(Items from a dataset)
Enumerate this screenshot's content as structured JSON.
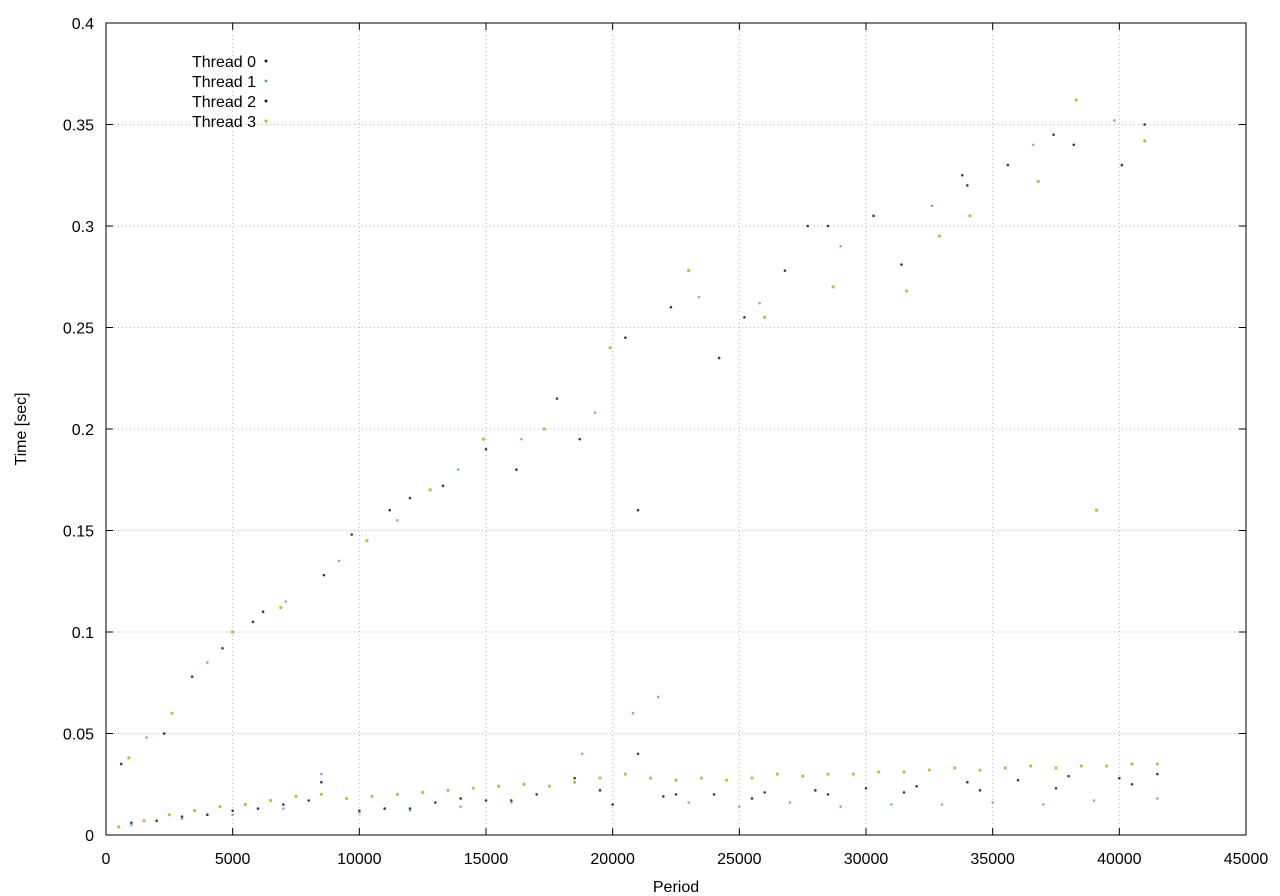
{
  "chart_data": {
    "type": "scatter",
    "title": "",
    "xlabel": "Period",
    "ylabel": "Time [sec]",
    "xlim": [
      0,
      45000
    ],
    "ylim": [
      0,
      0.4
    ],
    "x_ticks": [
      "0",
      "5000",
      "10000",
      "15000",
      "20000",
      "25000",
      "30000",
      "35000",
      "40000",
      "45000"
    ],
    "y_ticks": [
      "0",
      "0.05",
      "0.1",
      "0.15",
      "0.2",
      "0.25",
      "0.3",
      "0.35",
      "0.4"
    ],
    "grid": true,
    "legend_position": "top-left",
    "series": [
      {
        "name": "Thread 0",
        "color": "#1a1a1a",
        "points": [
          [
            1000,
            0.006
          ],
          [
            3000,
            0.009
          ],
          [
            5000,
            0.012
          ],
          [
            7000,
            0.015
          ],
          [
            8500,
            0.026
          ],
          [
            10000,
            0.012
          ],
          [
            12000,
            0.013
          ],
          [
            14000,
            0.018
          ],
          [
            16000,
            0.017
          ],
          [
            18500,
            0.028
          ],
          [
            20000,
            0.015
          ],
          [
            21000,
            0.04
          ],
          [
            22000,
            0.019
          ],
          [
            24000,
            0.02
          ],
          [
            26000,
            0.021
          ],
          [
            28000,
            0.022
          ],
          [
            30000,
            0.023
          ],
          [
            32000,
            0.024
          ],
          [
            34000,
            0.026
          ],
          [
            36000,
            0.027
          ],
          [
            38000,
            0.029
          ],
          [
            40000,
            0.028
          ],
          [
            41500,
            0.03
          ],
          [
            2300,
            0.05
          ],
          [
            4600,
            0.092
          ],
          [
            6200,
            0.11
          ],
          [
            9700,
            0.148
          ],
          [
            12000,
            0.166
          ],
          [
            15000,
            0.19
          ],
          [
            17800,
            0.215
          ],
          [
            21000,
            0.16
          ],
          [
            22300,
            0.26
          ],
          [
            24200,
            0.235
          ],
          [
            26800,
            0.278
          ],
          [
            28500,
            0.3
          ],
          [
            31400,
            0.281
          ],
          [
            33800,
            0.325
          ],
          [
            35600,
            0.33
          ],
          [
            38200,
            0.34
          ],
          [
            41000,
            0.35
          ]
        ]
      },
      {
        "name": "Thread 1",
        "color": "#5aa7dd",
        "points": [
          [
            1000,
            0.005
          ],
          [
            3000,
            0.008
          ],
          [
            5000,
            0.01
          ],
          [
            7000,
            0.013
          ],
          [
            8500,
            0.03
          ],
          [
            10000,
            0.011
          ],
          [
            12000,
            0.012
          ],
          [
            14000,
            0.014
          ],
          [
            16000,
            0.016
          ],
          [
            18800,
            0.04
          ],
          [
            20800,
            0.06
          ],
          [
            21800,
            0.068
          ],
          [
            23000,
            0.016
          ],
          [
            25000,
            0.014
          ],
          [
            27000,
            0.016
          ],
          [
            29000,
            0.014
          ],
          [
            31000,
            0.015
          ],
          [
            33000,
            0.015
          ],
          [
            35000,
            0.016
          ],
          [
            37000,
            0.015
          ],
          [
            39000,
            0.017
          ],
          [
            41500,
            0.018
          ],
          [
            1600,
            0.048
          ],
          [
            4000,
            0.085
          ],
          [
            7100,
            0.115
          ],
          [
            9200,
            0.135
          ],
          [
            11500,
            0.155
          ],
          [
            13900,
            0.18
          ],
          [
            16400,
            0.195
          ],
          [
            19300,
            0.208
          ],
          [
            23400,
            0.265
          ],
          [
            25800,
            0.262
          ],
          [
            29000,
            0.29
          ],
          [
            32600,
            0.31
          ],
          [
            36600,
            0.34
          ],
          [
            39800,
            0.352
          ]
        ]
      },
      {
        "name": "Thread 2",
        "color": "#1a1a1a",
        "points": [
          [
            2000,
            0.007
          ],
          [
            4000,
            0.01
          ],
          [
            6000,
            0.013
          ],
          [
            8000,
            0.017
          ],
          [
            11000,
            0.013
          ],
          [
            13000,
            0.016
          ],
          [
            15000,
            0.017
          ],
          [
            17000,
            0.02
          ],
          [
            19500,
            0.022
          ],
          [
            22500,
            0.02
          ],
          [
            25500,
            0.018
          ],
          [
            28500,
            0.02
          ],
          [
            31500,
            0.021
          ],
          [
            34500,
            0.022
          ],
          [
            37500,
            0.023
          ],
          [
            40500,
            0.025
          ],
          [
            600,
            0.035
          ],
          [
            3400,
            0.078
          ],
          [
            5800,
            0.105
          ],
          [
            8600,
            0.128
          ],
          [
            11200,
            0.16
          ],
          [
            13300,
            0.172
          ],
          [
            16200,
            0.18
          ],
          [
            18700,
            0.195
          ],
          [
            20500,
            0.245
          ],
          [
            25200,
            0.255
          ],
          [
            27700,
            0.3
          ],
          [
            30300,
            0.305
          ],
          [
            34000,
            0.32
          ],
          [
            37400,
            0.345
          ],
          [
            40100,
            0.33
          ]
        ]
      },
      {
        "name": "Thread 3",
        "color": "#e0a010",
        "points": [
          [
            500,
            0.004
          ],
          [
            1500,
            0.007
          ],
          [
            2500,
            0.01
          ],
          [
            3500,
            0.012
          ],
          [
            4500,
            0.014
          ],
          [
            5500,
            0.015
          ],
          [
            6500,
            0.017
          ],
          [
            7500,
            0.019
          ],
          [
            8500,
            0.02
          ],
          [
            9500,
            0.018
          ],
          [
            10500,
            0.019
          ],
          [
            11500,
            0.02
          ],
          [
            12500,
            0.021
          ],
          [
            13500,
            0.022
          ],
          [
            14500,
            0.023
          ],
          [
            15500,
            0.024
          ],
          [
            16500,
            0.025
          ],
          [
            17500,
            0.024
          ],
          [
            18500,
            0.026
          ],
          [
            19500,
            0.028
          ],
          [
            20500,
            0.03
          ],
          [
            21500,
            0.028
          ],
          [
            22500,
            0.027
          ],
          [
            23500,
            0.028
          ],
          [
            24500,
            0.027
          ],
          [
            25500,
            0.028
          ],
          [
            26500,
            0.03
          ],
          [
            27500,
            0.029
          ],
          [
            28500,
            0.03
          ],
          [
            29500,
            0.03
          ],
          [
            30500,
            0.031
          ],
          [
            31500,
            0.031
          ],
          [
            32500,
            0.032
          ],
          [
            33500,
            0.033
          ],
          [
            34500,
            0.032
          ],
          [
            35500,
            0.033
          ],
          [
            36500,
            0.034
          ],
          [
            37500,
            0.033
          ],
          [
            38500,
            0.034
          ],
          [
            39500,
            0.034
          ],
          [
            40500,
            0.035
          ],
          [
            41500,
            0.035
          ],
          [
            900,
            0.038
          ],
          [
            2600,
            0.06
          ],
          [
            5000,
            0.1
          ],
          [
            6900,
            0.112
          ],
          [
            10300,
            0.145
          ],
          [
            12800,
            0.17
          ],
          [
            14900,
            0.195
          ],
          [
            17300,
            0.2
          ],
          [
            19900,
            0.24
          ],
          [
            23000,
            0.278
          ],
          [
            26000,
            0.255
          ],
          [
            28700,
            0.27
          ],
          [
            31600,
            0.268
          ],
          [
            32900,
            0.295
          ],
          [
            34100,
            0.305
          ],
          [
            36800,
            0.322
          ],
          [
            38300,
            0.362
          ],
          [
            39100,
            0.16
          ],
          [
            41000,
            0.342
          ]
        ]
      }
    ]
  }
}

[THE TASK]
Go through the entries above and pull out each line with "color" in it.

[TASK ANSWER]
        "color": "#1a1a1a",
        "color": "#5aa7dd",
        "color": "#1a1a1a",
        "color": "#e0a010",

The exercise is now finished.